(Tugas Anda):
1. Salin ulang bagian berita tentang sekolah pascabanjir di Aceh Tamiang, mulai dari kalimat yang memuat "Pemerintah Aceh memastikan" dan berakhir setelah "dan rekonstruksi pascabencana.". Ganti "bertahap" dengan "berangsur-angsur".
2. Menurut berita tentang sekolah pascabanjir di Aceh Tamiang, mengapa sebagian siswa SMPN 1 Kejuruan Muda belajar sambil duduk di lantai?

(Teks Sumber):
Analisaaceh.com, Aceh Tamiang | SMP Negeri 1 Kejuruan Muda, Kecamatan Rantau, Kabupaten Aceh Tamiang, tetap melaksanakan proses belajar mengajar meski dalam kondisi terbatas pascabanjir yang melanda wilayah tersebut.
Kepala SMPN 1 Kejuruan Muda, Drs. Bona Fadly, mengatakan kegiatan pembelajaran dilakukan dengan skema khusus atau fleksibel, menyesuaikan kondisi fisik sekolah serta psikologis siswa yang terdampak bencana.
“Proses belajar mengajar tetap kami laksanakan sesuai arahan Plt. Kepala Dinas Pendidikan Aceh dengan skema fleksibilitas, mengingat kondisi para siswa yang baru saja tertimpa musibah,” ujar Bona, Rabu (7/1/2026).
Ia menyebutkan, ruang kelas belajar yang dapat digunakan saat ini masih terbatas. Bahkan, sebagian siswa terpaksa mengikuti pembelajaran dengan duduk di lantai karena fasilitas sekolah belum sepenuhnya pulih.
Saat ini, pihak sekolah masih melakukan pendataan kondisi siswa pascabencana, termasuk siswa yang masih berada di pengungsian, rumahnya mengalami kerusakan, hingga yang kehilangan tempat tinggal akibat banjir.
Sementara itu, Plt. Kepala Dinas Pendidikan Aceh yang juga Juru Bicara Posko Penanganan Bencana Aceh, Murthalamuddin, menegaskan bahwa satuan pendidikan di daerah terdampak diberikan kewenangan untuk menerapkan kebijakan fleksibilitas pembelajaran.
“Kami mengutamakan keselamatan, pemulihan psikologis, dan keberlanjutan hak belajar anak-anak. Sekolah diberikan ruang untuk menyesuaikan metode dan skema pembelajaran sesuai kondisi di lapangan,” ujar Murthalamuddin.
Pemerintah Aceh memastikan pemulihan sektor pendidikan di Aceh Tamiang akan terus dilakukan secara bertahap seiring dengan proses rehabilitasi dan rekonstruksi pascabencana.

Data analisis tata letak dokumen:
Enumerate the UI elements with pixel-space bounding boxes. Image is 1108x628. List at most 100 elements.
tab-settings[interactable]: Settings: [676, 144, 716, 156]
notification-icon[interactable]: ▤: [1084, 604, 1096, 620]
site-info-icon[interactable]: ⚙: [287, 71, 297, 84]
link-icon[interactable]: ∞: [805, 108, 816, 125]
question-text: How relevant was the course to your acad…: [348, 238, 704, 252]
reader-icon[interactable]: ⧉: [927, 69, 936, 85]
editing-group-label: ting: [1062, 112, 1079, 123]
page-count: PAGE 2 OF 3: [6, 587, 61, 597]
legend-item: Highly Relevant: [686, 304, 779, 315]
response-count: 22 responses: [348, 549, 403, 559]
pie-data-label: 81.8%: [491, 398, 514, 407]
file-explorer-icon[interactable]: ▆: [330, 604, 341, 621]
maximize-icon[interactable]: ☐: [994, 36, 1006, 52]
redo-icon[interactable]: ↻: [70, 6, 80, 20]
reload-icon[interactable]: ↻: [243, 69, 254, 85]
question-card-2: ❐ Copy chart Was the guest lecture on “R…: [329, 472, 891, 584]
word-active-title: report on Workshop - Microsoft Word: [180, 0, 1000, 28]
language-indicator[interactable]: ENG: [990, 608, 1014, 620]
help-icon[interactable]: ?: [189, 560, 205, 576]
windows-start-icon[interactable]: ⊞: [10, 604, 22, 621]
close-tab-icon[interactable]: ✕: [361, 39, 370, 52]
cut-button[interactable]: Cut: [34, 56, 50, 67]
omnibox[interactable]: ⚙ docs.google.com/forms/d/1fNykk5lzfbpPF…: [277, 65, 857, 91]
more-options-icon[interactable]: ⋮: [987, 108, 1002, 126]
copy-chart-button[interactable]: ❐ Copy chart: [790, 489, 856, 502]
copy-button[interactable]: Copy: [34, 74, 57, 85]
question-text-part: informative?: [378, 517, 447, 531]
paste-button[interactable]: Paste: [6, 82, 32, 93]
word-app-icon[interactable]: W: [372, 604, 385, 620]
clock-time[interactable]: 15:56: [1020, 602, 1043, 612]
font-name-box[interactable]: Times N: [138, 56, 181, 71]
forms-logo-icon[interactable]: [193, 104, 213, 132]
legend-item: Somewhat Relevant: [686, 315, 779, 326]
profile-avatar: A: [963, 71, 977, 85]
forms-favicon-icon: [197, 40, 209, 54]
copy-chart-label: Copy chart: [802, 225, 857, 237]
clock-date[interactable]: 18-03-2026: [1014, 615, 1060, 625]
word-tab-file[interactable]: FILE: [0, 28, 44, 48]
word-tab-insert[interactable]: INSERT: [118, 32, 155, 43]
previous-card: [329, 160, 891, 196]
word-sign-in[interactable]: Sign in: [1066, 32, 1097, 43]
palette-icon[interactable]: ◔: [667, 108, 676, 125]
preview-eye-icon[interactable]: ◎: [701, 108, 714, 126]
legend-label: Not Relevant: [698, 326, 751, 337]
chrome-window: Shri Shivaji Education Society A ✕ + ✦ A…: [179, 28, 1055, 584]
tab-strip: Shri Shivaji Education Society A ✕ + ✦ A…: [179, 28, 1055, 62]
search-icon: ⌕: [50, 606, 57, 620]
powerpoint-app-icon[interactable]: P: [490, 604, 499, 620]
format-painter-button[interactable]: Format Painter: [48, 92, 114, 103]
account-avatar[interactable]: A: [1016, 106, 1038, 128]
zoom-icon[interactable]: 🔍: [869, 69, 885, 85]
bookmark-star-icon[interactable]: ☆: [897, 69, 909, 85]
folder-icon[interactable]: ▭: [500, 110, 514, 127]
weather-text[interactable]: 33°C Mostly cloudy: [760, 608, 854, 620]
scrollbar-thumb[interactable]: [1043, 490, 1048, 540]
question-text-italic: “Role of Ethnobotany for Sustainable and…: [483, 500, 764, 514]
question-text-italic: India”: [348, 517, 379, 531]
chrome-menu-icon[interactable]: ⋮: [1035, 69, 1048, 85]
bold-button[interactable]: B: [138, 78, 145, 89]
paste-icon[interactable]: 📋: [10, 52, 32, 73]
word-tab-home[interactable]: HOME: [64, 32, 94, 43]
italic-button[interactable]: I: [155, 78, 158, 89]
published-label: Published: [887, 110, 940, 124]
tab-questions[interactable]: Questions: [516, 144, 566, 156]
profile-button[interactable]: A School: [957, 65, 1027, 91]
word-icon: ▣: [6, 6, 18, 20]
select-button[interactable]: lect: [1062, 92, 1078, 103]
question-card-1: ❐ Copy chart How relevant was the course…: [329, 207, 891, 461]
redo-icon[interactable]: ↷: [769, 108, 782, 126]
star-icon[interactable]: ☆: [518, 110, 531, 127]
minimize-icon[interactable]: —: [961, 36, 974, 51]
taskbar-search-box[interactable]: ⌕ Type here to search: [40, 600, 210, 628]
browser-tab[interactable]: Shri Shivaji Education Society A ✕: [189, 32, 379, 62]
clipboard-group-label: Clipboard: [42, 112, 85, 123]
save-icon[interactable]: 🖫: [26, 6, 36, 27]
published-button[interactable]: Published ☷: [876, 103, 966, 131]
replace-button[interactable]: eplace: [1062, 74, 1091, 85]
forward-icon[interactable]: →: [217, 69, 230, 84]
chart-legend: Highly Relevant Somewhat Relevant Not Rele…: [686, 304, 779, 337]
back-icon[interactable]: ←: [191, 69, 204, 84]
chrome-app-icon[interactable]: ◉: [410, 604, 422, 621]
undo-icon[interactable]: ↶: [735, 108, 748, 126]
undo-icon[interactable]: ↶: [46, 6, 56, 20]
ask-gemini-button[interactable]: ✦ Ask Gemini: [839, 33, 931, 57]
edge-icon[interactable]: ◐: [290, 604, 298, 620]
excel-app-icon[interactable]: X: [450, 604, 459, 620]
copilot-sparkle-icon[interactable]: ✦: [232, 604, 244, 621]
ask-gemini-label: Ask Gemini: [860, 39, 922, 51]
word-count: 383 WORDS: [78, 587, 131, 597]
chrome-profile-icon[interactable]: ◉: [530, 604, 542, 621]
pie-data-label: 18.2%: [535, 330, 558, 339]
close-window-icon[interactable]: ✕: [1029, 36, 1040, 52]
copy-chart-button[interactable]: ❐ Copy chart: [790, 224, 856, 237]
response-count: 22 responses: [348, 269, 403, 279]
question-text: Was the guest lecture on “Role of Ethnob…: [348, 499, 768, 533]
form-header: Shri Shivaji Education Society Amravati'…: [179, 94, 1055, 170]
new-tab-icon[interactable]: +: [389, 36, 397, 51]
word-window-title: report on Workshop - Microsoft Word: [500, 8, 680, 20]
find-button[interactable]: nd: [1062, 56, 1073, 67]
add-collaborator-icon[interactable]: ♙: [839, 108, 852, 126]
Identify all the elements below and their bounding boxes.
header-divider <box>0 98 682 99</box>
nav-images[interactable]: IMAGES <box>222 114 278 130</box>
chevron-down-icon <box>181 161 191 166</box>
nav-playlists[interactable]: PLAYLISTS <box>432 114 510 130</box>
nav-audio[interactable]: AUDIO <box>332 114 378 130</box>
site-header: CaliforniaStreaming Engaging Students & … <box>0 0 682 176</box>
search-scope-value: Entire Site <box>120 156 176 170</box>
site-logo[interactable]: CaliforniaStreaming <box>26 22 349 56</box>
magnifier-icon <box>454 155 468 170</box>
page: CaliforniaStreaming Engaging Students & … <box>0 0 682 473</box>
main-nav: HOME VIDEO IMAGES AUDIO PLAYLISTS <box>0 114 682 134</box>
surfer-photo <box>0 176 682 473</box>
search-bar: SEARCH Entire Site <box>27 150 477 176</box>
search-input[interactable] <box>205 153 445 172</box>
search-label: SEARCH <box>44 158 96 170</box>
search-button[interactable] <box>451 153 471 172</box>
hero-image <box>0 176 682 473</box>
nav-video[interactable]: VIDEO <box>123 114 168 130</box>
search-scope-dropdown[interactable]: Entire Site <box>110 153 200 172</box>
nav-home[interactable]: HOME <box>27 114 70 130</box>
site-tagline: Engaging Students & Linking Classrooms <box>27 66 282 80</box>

(Jawaban Tugas):
1.
Pemerintah Aceh memastikan pemulihan sektor pendidikan di Aceh Tamiang akan terus dilakukan secara berangsur-angsur seiring dengan proses rehabilitasi dan rekonstruksi pascabencana.

2. Karena fasilitas sekolah belum sepenuhnya pulih.